» GIVEN TEXT

With respect to the second prong of Rauser, as Plaintiff has continued to file numerous lawsuits, motions, petitions, and appeals in federal court, the record and Plaintiff's litigation history do not support a finding that the alleged retaliatory actions deterred Brown from exercising his constitutionally protected conduct.
Finally in regard to the third prong of Rauser, the mere fact that an adverse action occurs after either a complaint or grievance is filed is relevant, but not dispositive, for the purpose of establishing a causal link between the two events. See Lape v. Pennsylvania, 157 Fed. Appx. 491, 498 (3d Cir. 2005). In the present case, Plaintiff has not presented any credible evidence to support a reasonable inference that his initiation of lawsuits and grievances was a substantial or motivating factor underlying the purported subsequent actions taken by Defendants. As previously noted by this Court, the majority of the actions filed by Plaintiff since his arrival at USP-Lewisburg were dismissed upon initial screening and as such were never even served on any USP-Lewisburg officials. Second, with respect to the events of January 3, 2010, Plaintiff's contention that his cell mate was an undercover federal agent assigned to subject him to retaliation is simply preposterous. Moreover, it is undisputed that the conduct of correctional staff on that date was an effort to cease an ongoing assault on the Plaintiff.
Only where the facts of a particular case are "unusually suggestive" of a retaliatory motive will temporal proximity, standing alone, support an inference of causation. Krouse v. American Sterlizer Co., 126 F.3d 494, 503 (3d Cir. 1997).
With respect to the additional incidents cited by Brown, he admits that he has mental health issues and has had multiple confrontations with both correctional staff and other prisoners resulting from his belief that he is being placed into cells with inmate assassins working on behalf of the federal government, situations which have ended at times with his placement in ambulatory restraints. Based upon Plaintiff's own descriptions of the underlying purported retaliatory events and recognizing that when analyzing a retaliation claim it must be recognized that the task of prison administrators and staff is difficult, and the decisions of prison officials require deference, particularly when dealing with volatile situations concerning prison security, Brown has not presented any rational evidence to support a reasonable inference that his initiation of lawsuits and grievances was a substantial or motivating factor underlying the actions taken by Defendants.
This is simply not a case where the facts are unusually suggestive of a retaliatory motive as contemplated in Krouse. Rather, the Plaintiff's speculative, at times delusional, assertions sadly demonstrate the problems associated with the incarceration of inmates with obvious mental health issues.
Motions filed by Brown earlier in these proceedings requesting that he be afforded single cell status or placed in protective custody on the grounds that prison officials "are conspiring to have him attacked, stabbed, and killed via federal informant prisoners who secretly work for the federal government and prison administration" demonstrate the Plaintiff's delusional thought process. Doc. 11, p. 1.
In conclusion, Plaintiff has not alleged sufficient facts to establish a retaliatory motive by any correctional official. It is apparent that a rational trier of fact could not conclude that Defendants engaged in any retaliatory conduct. Thus, Brown's wholly speculative retaliation claims fail to satisfy the requirements of Rauser and warrant entry of summary judgment. Excessive Force
Plaintiff alleges that he was assaulted by his cellmate Tyrone Wallace. In response to that attack, correctional staff used chemical spray and then shot "several chemical balls at us." Doc. 1, p. 5. Brown contends that despite the fact that he was the victim he was deliberately and intentionally sprayed with the chemical agents.

» WORK TO COMPLETE
Carry on the court opinion about Brown's claims from the point where it stops. Nothing in the records is needed here.

Stored entries:

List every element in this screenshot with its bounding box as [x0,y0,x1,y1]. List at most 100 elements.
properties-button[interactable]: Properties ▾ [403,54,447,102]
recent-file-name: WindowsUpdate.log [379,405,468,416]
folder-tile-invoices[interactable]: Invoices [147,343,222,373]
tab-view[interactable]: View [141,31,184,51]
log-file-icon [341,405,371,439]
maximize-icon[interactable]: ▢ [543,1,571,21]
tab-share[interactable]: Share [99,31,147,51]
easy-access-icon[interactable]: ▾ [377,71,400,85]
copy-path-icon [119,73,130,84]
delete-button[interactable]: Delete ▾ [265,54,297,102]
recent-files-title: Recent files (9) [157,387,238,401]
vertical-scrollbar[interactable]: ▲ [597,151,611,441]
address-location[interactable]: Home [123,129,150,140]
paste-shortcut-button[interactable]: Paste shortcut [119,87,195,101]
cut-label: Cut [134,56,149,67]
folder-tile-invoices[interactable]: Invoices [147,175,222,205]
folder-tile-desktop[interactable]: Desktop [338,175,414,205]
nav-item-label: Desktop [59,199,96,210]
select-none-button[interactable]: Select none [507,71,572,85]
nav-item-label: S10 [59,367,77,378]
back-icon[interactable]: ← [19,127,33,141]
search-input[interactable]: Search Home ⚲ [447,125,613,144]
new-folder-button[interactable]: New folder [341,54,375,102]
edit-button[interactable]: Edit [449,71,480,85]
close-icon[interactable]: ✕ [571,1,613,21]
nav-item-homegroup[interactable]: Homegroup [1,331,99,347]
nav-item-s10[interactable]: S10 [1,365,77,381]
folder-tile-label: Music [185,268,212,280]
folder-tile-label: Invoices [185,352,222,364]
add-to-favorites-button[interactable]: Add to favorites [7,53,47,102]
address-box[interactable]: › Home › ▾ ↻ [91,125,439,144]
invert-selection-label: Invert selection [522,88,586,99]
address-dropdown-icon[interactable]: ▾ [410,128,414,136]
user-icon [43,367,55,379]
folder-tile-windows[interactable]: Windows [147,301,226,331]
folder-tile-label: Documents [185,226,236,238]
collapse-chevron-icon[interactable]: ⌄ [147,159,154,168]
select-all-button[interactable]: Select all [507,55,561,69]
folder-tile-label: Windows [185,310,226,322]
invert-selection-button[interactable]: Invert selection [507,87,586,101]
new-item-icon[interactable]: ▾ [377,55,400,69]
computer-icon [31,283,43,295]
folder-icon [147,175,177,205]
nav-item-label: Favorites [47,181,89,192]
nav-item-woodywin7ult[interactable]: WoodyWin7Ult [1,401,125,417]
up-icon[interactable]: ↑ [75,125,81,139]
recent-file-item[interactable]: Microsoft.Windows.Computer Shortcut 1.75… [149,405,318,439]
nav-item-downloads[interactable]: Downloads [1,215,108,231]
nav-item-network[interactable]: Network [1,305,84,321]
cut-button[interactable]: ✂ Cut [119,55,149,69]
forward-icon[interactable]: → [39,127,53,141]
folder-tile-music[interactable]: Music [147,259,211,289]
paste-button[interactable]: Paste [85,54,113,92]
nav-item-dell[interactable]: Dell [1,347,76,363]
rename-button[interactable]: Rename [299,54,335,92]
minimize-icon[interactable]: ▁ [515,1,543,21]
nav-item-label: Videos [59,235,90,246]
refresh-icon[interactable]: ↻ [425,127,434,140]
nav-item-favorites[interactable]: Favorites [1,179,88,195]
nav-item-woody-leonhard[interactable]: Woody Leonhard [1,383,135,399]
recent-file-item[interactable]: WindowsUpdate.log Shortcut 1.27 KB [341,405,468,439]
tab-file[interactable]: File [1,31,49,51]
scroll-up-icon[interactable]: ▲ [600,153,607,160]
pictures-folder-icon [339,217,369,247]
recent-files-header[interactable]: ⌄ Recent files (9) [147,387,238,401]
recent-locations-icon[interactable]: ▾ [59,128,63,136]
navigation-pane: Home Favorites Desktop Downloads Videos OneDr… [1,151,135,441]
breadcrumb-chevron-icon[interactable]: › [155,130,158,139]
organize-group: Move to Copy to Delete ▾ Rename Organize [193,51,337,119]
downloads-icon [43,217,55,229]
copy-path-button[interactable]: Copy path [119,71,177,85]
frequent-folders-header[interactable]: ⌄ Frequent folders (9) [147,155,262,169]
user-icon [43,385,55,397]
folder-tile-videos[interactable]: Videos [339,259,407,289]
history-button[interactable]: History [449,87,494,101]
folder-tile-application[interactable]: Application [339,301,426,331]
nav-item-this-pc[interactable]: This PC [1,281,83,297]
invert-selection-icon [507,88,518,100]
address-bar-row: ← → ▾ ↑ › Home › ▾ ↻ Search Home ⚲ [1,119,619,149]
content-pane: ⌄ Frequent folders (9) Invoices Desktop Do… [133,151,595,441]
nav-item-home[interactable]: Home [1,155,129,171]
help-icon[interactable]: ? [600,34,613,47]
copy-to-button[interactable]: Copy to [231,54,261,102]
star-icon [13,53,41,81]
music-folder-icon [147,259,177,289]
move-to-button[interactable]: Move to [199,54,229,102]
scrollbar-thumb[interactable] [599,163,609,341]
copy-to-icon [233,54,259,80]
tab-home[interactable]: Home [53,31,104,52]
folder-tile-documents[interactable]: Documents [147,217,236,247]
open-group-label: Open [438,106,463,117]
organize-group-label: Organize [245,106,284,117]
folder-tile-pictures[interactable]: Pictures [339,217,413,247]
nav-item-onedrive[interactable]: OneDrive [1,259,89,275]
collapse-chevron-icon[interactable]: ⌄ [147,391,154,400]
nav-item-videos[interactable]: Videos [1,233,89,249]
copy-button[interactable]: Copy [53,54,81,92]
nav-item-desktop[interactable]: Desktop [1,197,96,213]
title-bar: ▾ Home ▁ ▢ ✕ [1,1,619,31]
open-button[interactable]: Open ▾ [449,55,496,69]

» RESPONSE TO THIS EXERCISE
With respect to Brown's claim that he was intentionally exposed to chemical agents, Defendants contend that said allegation does not rise to the level of cruel and unusual punishment. See Doc. 93, p. 18.
A correctional officer's use of force must involve the "unnecessary and wanton infliction of pain" in order to constitute cruel and unusual punishment. Whitley v. Albers, 475 U.S. 312, 319 (1986). "It is obduracy and wantonness, not inadvertence or error in good faith, that characterize[s] that conduct prohibited by the Cruel and Unusual Punishment Clause, whether the conduct occurs in connection with establishing conditions of confinement, supplying medical needs, or restoring official control over a tumultuous cellblock." Id.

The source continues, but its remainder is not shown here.